## SET TASK
Every line that holds the string "печати" is to be identified and copied.
#####
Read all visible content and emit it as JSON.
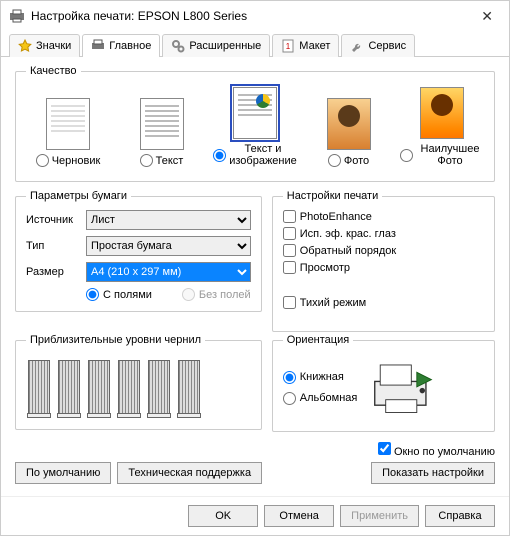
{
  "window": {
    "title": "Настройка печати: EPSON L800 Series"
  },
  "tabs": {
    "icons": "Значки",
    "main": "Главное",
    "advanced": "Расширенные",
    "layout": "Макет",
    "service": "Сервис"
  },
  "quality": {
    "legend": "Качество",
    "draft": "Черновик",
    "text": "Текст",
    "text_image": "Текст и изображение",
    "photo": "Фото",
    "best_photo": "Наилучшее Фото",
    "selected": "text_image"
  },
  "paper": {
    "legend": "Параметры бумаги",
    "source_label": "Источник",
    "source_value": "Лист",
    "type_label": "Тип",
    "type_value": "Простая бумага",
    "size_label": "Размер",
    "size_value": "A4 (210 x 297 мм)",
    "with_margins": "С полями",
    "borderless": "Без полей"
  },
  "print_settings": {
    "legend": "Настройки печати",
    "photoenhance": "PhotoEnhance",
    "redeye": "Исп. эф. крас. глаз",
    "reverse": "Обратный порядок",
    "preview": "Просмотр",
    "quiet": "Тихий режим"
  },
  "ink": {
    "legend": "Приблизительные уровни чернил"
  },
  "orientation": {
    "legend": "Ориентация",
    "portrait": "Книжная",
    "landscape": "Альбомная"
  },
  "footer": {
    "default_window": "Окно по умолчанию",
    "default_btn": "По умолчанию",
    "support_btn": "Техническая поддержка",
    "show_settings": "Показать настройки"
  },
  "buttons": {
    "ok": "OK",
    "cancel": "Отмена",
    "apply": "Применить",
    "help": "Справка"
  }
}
#####
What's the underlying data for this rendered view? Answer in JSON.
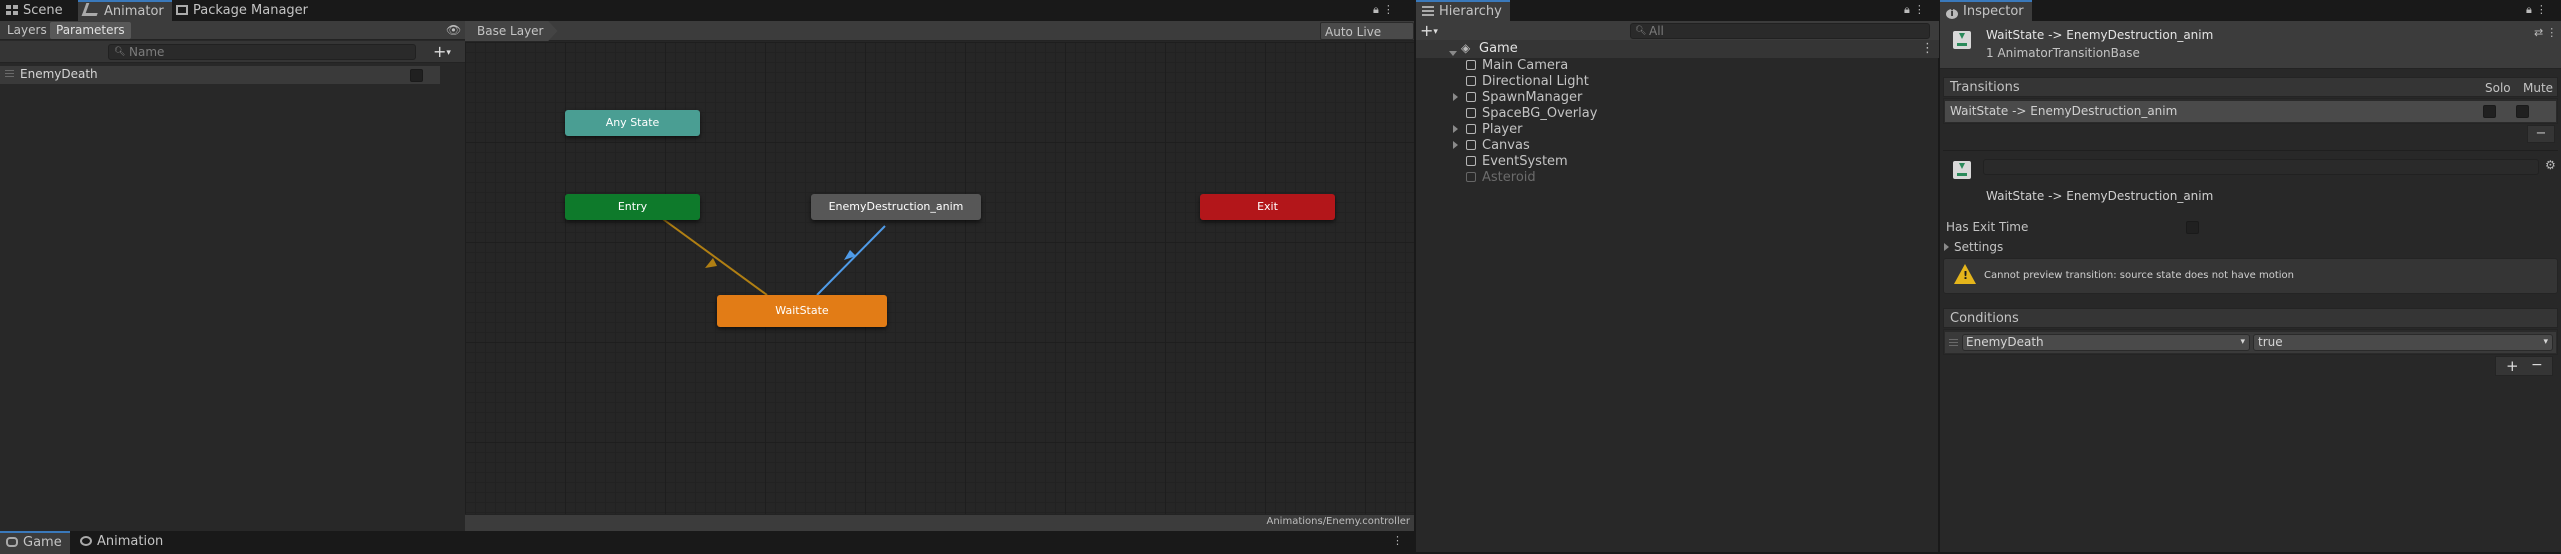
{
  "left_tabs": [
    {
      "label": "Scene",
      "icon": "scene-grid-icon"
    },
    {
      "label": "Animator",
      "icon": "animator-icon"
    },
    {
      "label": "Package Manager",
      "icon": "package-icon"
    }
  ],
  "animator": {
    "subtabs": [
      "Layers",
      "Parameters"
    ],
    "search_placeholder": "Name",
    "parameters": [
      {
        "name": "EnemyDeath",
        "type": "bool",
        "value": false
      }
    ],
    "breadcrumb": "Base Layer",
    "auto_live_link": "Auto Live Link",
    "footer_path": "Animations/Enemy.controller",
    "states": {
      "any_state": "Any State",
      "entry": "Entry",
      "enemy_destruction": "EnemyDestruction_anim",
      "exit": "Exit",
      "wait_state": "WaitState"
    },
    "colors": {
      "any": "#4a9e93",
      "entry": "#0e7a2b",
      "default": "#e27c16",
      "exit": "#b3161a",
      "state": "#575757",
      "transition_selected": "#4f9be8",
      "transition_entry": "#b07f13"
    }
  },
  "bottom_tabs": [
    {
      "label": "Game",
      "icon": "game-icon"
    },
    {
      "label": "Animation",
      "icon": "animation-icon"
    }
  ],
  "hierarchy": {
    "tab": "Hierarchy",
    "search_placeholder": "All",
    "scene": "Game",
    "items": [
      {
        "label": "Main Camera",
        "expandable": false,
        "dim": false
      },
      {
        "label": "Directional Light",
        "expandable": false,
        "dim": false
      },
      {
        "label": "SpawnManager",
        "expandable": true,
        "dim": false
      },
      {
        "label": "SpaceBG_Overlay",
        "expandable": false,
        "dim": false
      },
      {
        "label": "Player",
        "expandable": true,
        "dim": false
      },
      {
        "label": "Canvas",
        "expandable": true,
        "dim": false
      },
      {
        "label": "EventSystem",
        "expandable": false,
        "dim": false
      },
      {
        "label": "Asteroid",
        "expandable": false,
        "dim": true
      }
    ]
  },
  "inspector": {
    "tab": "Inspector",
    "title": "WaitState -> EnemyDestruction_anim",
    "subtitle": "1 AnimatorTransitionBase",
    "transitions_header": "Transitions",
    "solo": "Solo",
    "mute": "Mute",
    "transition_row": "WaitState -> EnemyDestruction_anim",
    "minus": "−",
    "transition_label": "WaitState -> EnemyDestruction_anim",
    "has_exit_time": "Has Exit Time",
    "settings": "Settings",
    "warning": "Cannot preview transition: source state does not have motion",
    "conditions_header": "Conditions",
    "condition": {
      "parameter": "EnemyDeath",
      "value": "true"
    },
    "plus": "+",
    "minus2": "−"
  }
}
#####
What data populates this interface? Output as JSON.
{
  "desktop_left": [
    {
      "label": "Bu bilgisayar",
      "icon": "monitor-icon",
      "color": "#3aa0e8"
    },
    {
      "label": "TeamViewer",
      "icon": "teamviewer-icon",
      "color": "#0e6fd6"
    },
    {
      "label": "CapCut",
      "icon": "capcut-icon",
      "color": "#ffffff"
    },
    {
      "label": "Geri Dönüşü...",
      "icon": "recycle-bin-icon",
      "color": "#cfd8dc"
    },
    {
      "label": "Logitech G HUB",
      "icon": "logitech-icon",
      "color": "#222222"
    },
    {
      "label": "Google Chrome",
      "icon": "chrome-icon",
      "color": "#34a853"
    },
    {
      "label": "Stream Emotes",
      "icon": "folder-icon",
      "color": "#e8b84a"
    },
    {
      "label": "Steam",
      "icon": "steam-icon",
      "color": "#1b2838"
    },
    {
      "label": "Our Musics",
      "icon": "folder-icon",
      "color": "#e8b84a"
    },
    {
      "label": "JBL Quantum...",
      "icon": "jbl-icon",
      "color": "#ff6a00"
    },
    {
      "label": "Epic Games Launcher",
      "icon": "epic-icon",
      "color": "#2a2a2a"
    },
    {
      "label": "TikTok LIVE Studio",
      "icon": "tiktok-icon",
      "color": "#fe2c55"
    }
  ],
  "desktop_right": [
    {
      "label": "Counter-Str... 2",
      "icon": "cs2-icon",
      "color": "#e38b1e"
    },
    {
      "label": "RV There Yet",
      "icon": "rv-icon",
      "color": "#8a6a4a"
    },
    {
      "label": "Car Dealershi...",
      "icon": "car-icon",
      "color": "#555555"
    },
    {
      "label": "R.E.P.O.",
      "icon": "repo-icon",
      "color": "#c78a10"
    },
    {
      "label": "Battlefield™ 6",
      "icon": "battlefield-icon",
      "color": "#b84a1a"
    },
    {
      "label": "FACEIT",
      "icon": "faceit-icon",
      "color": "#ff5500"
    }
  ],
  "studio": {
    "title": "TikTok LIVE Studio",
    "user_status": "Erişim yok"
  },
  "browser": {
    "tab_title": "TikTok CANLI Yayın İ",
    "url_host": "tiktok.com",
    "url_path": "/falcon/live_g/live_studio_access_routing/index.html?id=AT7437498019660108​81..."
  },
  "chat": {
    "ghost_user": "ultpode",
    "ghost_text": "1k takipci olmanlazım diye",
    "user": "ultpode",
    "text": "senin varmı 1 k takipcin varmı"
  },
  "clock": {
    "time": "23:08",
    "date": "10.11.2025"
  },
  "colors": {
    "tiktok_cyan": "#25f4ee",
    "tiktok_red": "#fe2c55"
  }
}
#####
## TASK OUTPUT
    "title": "Настройка печати: EPSON L800 Series"
    "legend": "Настройки печати",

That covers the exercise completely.